-- EXERCISE PROMPT --
Locate every line that holds the string "value" and copy it.

--- begin DATA FOR THIS EXERCISE ---

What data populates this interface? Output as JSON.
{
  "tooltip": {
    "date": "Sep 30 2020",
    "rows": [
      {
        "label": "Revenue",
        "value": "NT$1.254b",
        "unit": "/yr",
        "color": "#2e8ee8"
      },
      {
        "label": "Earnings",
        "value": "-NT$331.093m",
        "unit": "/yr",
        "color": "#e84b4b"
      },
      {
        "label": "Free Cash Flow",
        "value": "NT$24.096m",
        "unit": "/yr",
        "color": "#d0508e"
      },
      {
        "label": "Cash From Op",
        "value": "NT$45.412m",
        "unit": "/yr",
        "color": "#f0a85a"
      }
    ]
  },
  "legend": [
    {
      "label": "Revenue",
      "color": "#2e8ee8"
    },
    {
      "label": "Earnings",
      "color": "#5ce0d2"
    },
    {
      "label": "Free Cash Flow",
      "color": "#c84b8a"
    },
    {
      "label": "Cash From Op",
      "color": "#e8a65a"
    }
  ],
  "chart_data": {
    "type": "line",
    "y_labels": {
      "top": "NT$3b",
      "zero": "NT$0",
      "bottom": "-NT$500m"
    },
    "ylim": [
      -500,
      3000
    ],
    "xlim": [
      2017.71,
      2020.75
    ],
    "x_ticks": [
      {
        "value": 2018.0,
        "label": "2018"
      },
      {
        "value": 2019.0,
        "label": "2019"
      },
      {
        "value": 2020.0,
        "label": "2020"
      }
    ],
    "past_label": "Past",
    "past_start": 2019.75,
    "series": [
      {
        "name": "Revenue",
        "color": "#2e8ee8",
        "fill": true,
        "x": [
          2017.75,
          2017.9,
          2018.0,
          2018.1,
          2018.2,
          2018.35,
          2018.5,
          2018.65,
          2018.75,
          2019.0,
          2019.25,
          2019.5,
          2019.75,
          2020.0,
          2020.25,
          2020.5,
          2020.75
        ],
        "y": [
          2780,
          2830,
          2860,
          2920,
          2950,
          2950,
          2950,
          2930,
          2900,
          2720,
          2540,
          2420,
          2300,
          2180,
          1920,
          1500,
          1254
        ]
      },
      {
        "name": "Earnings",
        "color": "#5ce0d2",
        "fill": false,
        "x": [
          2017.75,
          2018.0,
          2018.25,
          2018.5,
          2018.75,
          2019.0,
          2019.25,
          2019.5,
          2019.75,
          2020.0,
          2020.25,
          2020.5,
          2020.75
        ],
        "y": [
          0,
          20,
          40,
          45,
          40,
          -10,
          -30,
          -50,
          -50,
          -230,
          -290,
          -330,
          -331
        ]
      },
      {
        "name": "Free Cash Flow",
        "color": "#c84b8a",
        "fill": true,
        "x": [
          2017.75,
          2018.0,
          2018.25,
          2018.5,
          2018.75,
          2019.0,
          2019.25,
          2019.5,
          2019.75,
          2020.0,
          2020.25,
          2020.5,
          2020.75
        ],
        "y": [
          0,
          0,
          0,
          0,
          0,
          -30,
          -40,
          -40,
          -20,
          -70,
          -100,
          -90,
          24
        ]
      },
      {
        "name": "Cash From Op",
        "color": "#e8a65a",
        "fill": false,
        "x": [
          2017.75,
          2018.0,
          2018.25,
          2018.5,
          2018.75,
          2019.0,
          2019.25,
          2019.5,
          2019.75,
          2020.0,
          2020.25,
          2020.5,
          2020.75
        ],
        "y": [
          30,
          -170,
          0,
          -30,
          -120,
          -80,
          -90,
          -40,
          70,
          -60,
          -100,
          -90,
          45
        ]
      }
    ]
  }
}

--- end DATA FOR THIS EXERCISE ---

-- OUTPUT FOR THIS TASK --
        "value": "NT$1.254b",
        "value": "-NT$331.093m",
        "value": "NT$24.096m",
        "value": "NT$45.412m",
        "value": 2018.0,
        "value": 2019.0,
        "value": 2020.0,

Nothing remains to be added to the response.